Aim:
Give the listing again in full, exactly as written.

----- Items

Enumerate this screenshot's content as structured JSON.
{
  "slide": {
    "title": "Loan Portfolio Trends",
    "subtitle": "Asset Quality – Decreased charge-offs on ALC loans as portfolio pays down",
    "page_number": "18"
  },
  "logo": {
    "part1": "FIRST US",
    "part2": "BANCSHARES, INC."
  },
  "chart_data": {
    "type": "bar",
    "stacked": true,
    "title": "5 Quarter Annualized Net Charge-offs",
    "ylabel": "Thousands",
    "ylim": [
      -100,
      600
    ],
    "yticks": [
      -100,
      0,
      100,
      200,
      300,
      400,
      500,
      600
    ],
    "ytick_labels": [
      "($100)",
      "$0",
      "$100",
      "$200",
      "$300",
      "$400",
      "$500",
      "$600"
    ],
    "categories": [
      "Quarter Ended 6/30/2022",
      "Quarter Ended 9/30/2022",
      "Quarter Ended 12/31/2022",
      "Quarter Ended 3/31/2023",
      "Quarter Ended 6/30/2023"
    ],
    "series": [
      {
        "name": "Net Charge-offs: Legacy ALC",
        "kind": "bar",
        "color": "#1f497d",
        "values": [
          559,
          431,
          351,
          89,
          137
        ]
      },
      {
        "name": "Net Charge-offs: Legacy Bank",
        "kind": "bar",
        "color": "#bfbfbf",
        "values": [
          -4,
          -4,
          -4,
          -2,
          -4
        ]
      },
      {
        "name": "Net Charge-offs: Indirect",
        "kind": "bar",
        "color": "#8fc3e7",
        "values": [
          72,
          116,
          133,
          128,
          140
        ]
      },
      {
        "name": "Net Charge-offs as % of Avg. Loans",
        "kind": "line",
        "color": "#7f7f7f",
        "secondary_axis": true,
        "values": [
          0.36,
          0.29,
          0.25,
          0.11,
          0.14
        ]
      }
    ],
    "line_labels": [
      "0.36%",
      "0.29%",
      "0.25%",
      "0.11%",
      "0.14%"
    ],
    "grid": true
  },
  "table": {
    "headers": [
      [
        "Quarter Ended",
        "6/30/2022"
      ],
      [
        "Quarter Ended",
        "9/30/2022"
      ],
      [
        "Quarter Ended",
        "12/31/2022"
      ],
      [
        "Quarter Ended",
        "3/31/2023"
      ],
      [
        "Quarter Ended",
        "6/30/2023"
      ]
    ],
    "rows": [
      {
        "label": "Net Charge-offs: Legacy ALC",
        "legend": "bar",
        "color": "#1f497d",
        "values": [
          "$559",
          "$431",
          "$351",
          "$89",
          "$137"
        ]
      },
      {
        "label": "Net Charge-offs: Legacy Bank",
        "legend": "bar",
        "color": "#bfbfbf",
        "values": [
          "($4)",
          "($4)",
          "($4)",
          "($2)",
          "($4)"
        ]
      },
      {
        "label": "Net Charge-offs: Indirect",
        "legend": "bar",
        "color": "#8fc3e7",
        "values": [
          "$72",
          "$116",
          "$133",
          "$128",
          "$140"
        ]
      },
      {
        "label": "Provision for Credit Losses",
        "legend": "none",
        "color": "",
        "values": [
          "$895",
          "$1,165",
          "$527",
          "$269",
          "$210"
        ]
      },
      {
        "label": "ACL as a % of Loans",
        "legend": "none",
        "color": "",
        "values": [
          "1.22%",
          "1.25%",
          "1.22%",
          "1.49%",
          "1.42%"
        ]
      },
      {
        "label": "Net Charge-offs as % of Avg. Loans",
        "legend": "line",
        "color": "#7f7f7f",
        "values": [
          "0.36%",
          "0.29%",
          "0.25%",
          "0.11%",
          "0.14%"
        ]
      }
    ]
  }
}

----------

Output for this task:
Enumerate this screenshot's content as structured JSON.
{
  "slide": {
    "title": "Loan Portfolio Trends",
    "subtitle": "Asset Quality – Decreased charge-offs on ALC loans as portfolio pays down",
    "page_number": "18"
  },
  "logo": {
    "part1": "FIRST US",
    "part2": "BANCSHARES, INC."
  },
  "chart_data": {
    "type": "bar",
    "stacked": true,
    "title": "5 Quarter Annualized Net Charge-offs",
    "ylabel": "Thousands",
    "ylim": [
      -100,
      600
    ],
    "yticks": [
      -100,
      0,
      100,
      200,
      300,
      400,
      500,
      600
    ],
    "ytick_labels": [
      "($100)",
      "$0",
      "$100",
      "$200",
      "$300",
      "$400",
      "$500",
      "$600"
    ],
    "categories": [
      "Quarter Ended 6/30/2022",
      "Quarter Ended 9/30/2022",
      "Quarter Ended 12/31/2022",
      "Quarter Ended 3/31/2023",
      "Quarter Ended 6/30/2023"
    ],
    "series": [
      {
        "name": "Net Charge-offs: Legacy ALC",
        "kind": "bar",
        "color": "#1f497d",
        "values": [
          559,
          431,
          351,
          89,
          137
        ]
      },
      {
        "name": "Net Charge-offs: Legacy Bank",
        "kind": "bar",
        "color": "#bfbfbf",
        "values": [
          -4,
          -4,
          -4,
          -2,
          -4
        ]
      },
      {
        "name": "Net Charge-offs: Indirect",
        "kind": "bar",
        "color": "#8fc3e7",
        "values": [
          72,
          116,
          133,
          128,
          140
        ]
      },
      {
        "name": "Net Charge-offs as % of Avg. Loans",
        "kind": "line",
        "color": "#7f7f7f",
        "secondary_axis": true,
        "values": [
          0.36,
          0.29,
          0.25,
          0.11,
          0.14
        ]
      }
    ],
    "line_labels": [
      "0.36%",
      "0.29%",
      "0.25%",
      "0.11%",
      "0.14%"
    ],
    "grid": true
  },
  "table": {
    "headers": [
      [
        "Quarter Ended",
        "6/30/2022"
      ],
      [
        "Quarter Ended",
        "9/30/2022"
      ],
      [
        "Quarter Ended",
        "12/31/2022"
      ],
      [
        "Quarter Ended",
        "3/31/2023"
      ],
      [
        "Quarter Ended",
        "6/30/2023"
      ]
    ],
    "rows": [
      {
        "label": "Net Charge-offs: Legacy ALC",
        "legend": "bar",
        "color": "#1f497d",
        "values": [
          "$559",
          "$431",
          "$351",
          "$89",
          "$137"
        ]
      },
      {
        "label": "Net Charge-offs: Legacy Bank",
        "legend": "bar",
        "color": "#bfbfbf",
        "values": [
          "($4)",
          "($4)",
          "($4)",
          "($2)",
          "($4)"
        ]
      },
      {
        "label": "Net Charge-offs: Indirect",
        "legend": "bar",
        "color": "#8fc3e7",
        "values": [
          "$72",
          "$116",
          "$133",
          "$128",
          "$140"
        ]
      },
      {
        "label": "Provision for Credit Losses",
        "legend": "none",
        "color": "",
        "values": [
          "$895",
          "$1,165",
          "$527",
          "$269",
          "$210"
        ]
      },
      {
        "label": "ACL as a % of Loans",
        "legend": "none",
        "color": "",
        "values": [
          "1.22%",
          "1.25%",
          "1.22%",
          "1.49%",
          "1.42%"
        ]
      },
      {
        "label": "Net Charge-offs as % of Avg. Loans",
        "legend": "line",
        "color": "#7f7f7f",
        "values": [
          "0.36%",
          "0.29%",
          "0.25%",
          "0.11%",
          "0.14%"
        ]
      }
    ]
  }
}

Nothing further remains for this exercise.